WORK INSTRUCTIONS >> Copy every line of the data below with no changes.

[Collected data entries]
---*---

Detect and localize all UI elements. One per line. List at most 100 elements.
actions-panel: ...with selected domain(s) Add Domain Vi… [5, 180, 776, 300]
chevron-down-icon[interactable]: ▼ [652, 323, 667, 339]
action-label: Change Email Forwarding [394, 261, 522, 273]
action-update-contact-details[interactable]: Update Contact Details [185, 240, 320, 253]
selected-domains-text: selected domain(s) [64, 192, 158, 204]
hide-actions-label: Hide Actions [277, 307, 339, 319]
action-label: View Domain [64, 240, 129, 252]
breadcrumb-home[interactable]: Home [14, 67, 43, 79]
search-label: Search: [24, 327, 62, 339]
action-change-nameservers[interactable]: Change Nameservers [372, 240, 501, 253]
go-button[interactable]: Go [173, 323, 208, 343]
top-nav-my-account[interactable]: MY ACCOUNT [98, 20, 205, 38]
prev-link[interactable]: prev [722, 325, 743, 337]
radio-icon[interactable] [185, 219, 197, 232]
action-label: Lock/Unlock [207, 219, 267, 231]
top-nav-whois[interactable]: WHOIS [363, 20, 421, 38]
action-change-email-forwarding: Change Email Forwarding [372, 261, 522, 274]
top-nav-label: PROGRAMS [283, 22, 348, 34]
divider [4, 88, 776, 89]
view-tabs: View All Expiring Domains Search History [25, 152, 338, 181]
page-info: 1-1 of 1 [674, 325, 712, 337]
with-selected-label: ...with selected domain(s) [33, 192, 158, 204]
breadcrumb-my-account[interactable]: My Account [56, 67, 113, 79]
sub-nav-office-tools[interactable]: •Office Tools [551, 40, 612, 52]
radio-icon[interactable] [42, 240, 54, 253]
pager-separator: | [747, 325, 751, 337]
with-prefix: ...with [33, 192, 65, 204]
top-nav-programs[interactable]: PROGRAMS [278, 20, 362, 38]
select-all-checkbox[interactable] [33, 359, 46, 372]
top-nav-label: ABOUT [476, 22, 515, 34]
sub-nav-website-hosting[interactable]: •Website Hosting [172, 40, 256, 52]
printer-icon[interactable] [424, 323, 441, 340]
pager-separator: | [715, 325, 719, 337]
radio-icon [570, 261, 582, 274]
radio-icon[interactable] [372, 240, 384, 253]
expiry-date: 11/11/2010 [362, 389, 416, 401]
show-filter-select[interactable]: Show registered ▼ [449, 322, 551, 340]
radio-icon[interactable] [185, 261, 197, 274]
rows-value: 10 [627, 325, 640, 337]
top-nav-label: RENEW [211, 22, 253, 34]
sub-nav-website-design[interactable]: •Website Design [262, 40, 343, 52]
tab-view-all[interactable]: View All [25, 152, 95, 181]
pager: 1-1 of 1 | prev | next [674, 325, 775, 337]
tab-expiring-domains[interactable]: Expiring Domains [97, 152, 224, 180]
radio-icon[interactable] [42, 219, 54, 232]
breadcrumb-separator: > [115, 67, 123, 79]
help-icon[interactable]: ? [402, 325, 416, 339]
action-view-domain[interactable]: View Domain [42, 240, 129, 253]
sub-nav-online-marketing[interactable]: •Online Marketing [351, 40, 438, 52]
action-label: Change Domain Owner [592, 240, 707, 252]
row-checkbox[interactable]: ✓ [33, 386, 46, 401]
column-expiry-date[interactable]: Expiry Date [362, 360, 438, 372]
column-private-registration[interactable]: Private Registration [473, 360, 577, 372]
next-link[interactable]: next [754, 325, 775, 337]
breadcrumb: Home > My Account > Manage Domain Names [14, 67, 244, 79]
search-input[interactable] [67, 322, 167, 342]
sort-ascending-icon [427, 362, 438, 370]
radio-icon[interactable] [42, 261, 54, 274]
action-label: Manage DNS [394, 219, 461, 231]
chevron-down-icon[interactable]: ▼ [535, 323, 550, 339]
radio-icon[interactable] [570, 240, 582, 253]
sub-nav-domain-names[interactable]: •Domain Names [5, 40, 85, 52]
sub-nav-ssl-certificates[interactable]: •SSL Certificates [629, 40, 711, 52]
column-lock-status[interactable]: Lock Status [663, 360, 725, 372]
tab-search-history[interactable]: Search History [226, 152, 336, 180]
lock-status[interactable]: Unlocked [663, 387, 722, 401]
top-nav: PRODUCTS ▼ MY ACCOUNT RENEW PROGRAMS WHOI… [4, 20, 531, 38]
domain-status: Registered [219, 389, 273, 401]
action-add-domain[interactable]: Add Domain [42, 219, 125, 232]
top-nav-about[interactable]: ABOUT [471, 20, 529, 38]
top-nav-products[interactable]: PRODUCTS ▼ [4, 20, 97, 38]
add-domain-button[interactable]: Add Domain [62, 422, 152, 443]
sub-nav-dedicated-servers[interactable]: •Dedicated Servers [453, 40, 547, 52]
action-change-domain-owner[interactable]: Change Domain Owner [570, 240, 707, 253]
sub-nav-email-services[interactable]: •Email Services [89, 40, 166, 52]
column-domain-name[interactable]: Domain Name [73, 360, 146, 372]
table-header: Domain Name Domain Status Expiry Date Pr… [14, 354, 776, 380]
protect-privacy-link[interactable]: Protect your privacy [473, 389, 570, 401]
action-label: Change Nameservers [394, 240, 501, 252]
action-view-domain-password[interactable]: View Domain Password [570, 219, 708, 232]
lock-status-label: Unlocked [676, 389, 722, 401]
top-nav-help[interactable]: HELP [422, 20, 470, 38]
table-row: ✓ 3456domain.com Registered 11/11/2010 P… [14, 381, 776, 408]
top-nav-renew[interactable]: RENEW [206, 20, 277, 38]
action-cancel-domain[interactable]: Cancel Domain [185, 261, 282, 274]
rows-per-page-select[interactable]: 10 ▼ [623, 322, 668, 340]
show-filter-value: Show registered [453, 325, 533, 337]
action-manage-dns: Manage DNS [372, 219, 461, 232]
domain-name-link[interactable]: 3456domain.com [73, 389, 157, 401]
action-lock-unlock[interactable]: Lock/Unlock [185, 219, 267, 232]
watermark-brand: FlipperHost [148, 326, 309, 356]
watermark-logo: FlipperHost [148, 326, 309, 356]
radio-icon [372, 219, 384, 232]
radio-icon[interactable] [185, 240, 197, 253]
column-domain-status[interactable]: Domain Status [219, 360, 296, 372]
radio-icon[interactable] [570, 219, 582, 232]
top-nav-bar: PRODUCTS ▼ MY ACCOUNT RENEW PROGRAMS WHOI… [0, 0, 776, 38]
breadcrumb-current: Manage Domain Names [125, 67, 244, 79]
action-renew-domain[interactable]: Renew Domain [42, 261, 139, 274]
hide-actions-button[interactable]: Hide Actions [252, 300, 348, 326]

---*---

OUTPUT OF THE TASK >>
Detect and localize all UI elements. One per line. List at most 100 elements.
actions-panel: ...with selected domain(s) Add Domain Vi… [5, 180, 776, 300]
chevron-down-icon[interactable]: ▼ [652, 323, 667, 339]
action-label: Change Email Forwarding [394, 261, 522, 273]
action-update-contact-details[interactable]: Update Contact Details [185, 240, 320, 253]
selected-domains-text: selected domain(s) [64, 192, 158, 204]
hide-actions-label: Hide Actions [277, 307, 339, 319]
action-label: View Domain [64, 240, 129, 252]
breadcrumb-home[interactable]: Home [14, 67, 43, 79]
search-label: Search: [24, 327, 62, 339]
action-change-nameservers[interactable]: Change Nameservers [372, 240, 501, 253]
go-button[interactable]: Go [173, 323, 208, 343]
top-nav-my-account[interactable]: MY ACCOUNT [98, 20, 205, 38]
prev-link[interactable]: prev [722, 325, 743, 337]
radio-icon[interactable] [185, 219, 197, 232]
action-label: Lock/Unlock [207, 219, 267, 231]
top-nav-whois[interactable]: WHOIS [363, 20, 421, 38]
action-change-email-forwarding: Change Email Forwarding [372, 261, 522, 274]
top-nav-label: PROGRAMS [283, 22, 348, 34]
divider [4, 88, 776, 89]
view-tabs: View All Expiring Domains Search History [25, 152, 338, 181]
page-info: 1-1 of 1 [674, 325, 712, 337]
with-selected-label: ...with selected domain(s) [33, 192, 158, 204]
breadcrumb-my-account[interactable]: My Account [56, 67, 113, 79]
sub-nav-office-tools[interactable]: •Office Tools [551, 40, 612, 52]
radio-icon[interactable] [42, 240, 54, 253]
pager-separator: | [747, 325, 751, 337]
with-prefix: ...with [33, 192, 65, 204]
top-nav-programs[interactable]: PROGRAMS [278, 20, 362, 38]
select-all-checkbox[interactable] [33, 359, 46, 372]
top-nav-label: ABOUT [476, 22, 515, 34]
sub-nav-website-hosting[interactable]: •Website Hosting [172, 40, 256, 52]
printer-icon[interactable] [424, 323, 441, 340]
pager-separator: | [715, 325, 719, 337]
radio-icon [570, 261, 582, 274]
radio-icon[interactable] [372, 240, 384, 253]
expiry-date: 11/11/2010 [362, 389, 416, 401]
show-filter-select[interactable]: Show registered ▼ [449, 322, 551, 340]
radio-icon[interactable] [185, 261, 197, 274]
rows-value: 10 [627, 325, 640, 337]
top-nav-label: RENEW [211, 22, 253, 34]
sub-nav-website-design[interactable]: •Website Design [262, 40, 343, 52]
tab-view-all[interactable]: View All [25, 152, 95, 181]
pager: 1-1 of 1 | prev | next [674, 325, 775, 337]
tab-expiring-domains[interactable]: Expiring Domains [97, 152, 224, 180]
radio-icon[interactable] [42, 219, 54, 232]
breadcrumb-separator: > [115, 67, 123, 79]
help-icon[interactable]: ? [402, 325, 416, 339]
action-view-domain[interactable]: View Domain [42, 240, 129, 253]
sub-nav-online-marketing[interactable]: •Online Marketing [351, 40, 438, 52]
action-label: Change Domain Owner [592, 240, 707, 252]
row-checkbox[interactable]: ✓ [33, 386, 46, 401]
column-expiry-date[interactable]: Expiry Date [362, 360, 438, 372]
column-private-registration[interactable]: Private Registration [473, 360, 577, 372]
next-link[interactable]: next [754, 325, 775, 337]
breadcrumb: Home > My Account > Manage Domain Names [14, 67, 244, 79]
search-input[interactable] [67, 322, 167, 342]
sort-ascending-icon [427, 362, 438, 370]
radio-icon[interactable] [42, 261, 54, 274]
action-label: Manage DNS [394, 219, 461, 231]
chevron-down-icon[interactable]: ▼ [535, 323, 550, 339]
radio-icon[interactable] [570, 240, 582, 253]
sub-nav-domain-names[interactable]: •Domain Names [5, 40, 85, 52]
sub-nav-ssl-certificates[interactable]: •SSL Certificates [629, 40, 711, 52]
column-lock-status[interactable]: Lock Status [663, 360, 725, 372]
tab-search-history[interactable]: Search History [226, 152, 336, 180]
lock-status[interactable]: Unlocked [663, 387, 722, 401]
top-nav: PRODUCTS ▼ MY ACCOUNT RENEW PROGRAMS WHOI… [4, 20, 531, 38]
domain-status: Registered [219, 389, 273, 401]
action-add-domain[interactable]: Add Domain [42, 219, 125, 232]
top-nav-about[interactable]: ABOUT [471, 20, 529, 38]
top-nav-products[interactable]: PRODUCTS ▼ [4, 20, 97, 38]
add-domain-button[interactable]: Add Domain [62, 422, 152, 443]
sub-nav-dedicated-servers[interactable]: •Dedicated Servers [453, 40, 547, 52]
action-change-domain-owner[interactable]: Change Domain Owner [570, 240, 707, 253]
sub-nav-email-services[interactable]: •Email Services [89, 40, 166, 52]
column-domain-name[interactable]: Domain Name [73, 360, 146, 372]
table-header: Domain Name Domain Status Expiry Date Pr… [14, 354, 776, 380]
protect-privacy-link[interactable]: Protect your privacy [473, 389, 570, 401]
action-label: Change Nameservers [394, 240, 501, 252]
action-view-domain-password[interactable]: View Domain Password [570, 219, 708, 232]
lock-status-label: Unlocked [676, 389, 722, 401]
top-nav-help[interactable]: HELP [422, 20, 470, 38]
table-row: ✓ 3456domain.com Registered 11/11/2010 P… [14, 381, 776, 408]
top-nav-renew[interactable]: RENEW [206, 20, 277, 38]
action-cancel-domain[interactable]: Cancel Domain [185, 261, 282, 274]
rows-per-page-select[interactable]: 10 ▼ [623, 322, 668, 340]
show-filter-value: Show registered [453, 325, 533, 337]
action-manage-dns: Manage DNS [372, 219, 461, 232]
domain-name-link[interactable]: 3456domain.com [73, 389, 157, 401]
action-lock-unlock[interactable]: Lock/Unlock [185, 219, 267, 232]
watermark-brand: FlipperHost [148, 326, 309, 356]
watermark-logo: FlipperHost [148, 326, 309, 356]
radio-icon [372, 219, 384, 232]
radio-icon[interactable] [185, 240, 197, 253]
column-domain-status[interactable]: Domain Status [219, 360, 296, 372]
radio-icon[interactable] [570, 219, 582, 232]
top-nav-bar: PRODUCTS ▼ MY ACCOUNT RENEW PROGRAMS WHOI… [0, 0, 776, 38]
breadcrumb-current: Manage Domain Names [125, 67, 244, 79]
action-renew-domain[interactable]: Renew Domain [42, 261, 139, 274]
hide-actions-button[interactable]: Hide Actions [252, 300, 348, 326]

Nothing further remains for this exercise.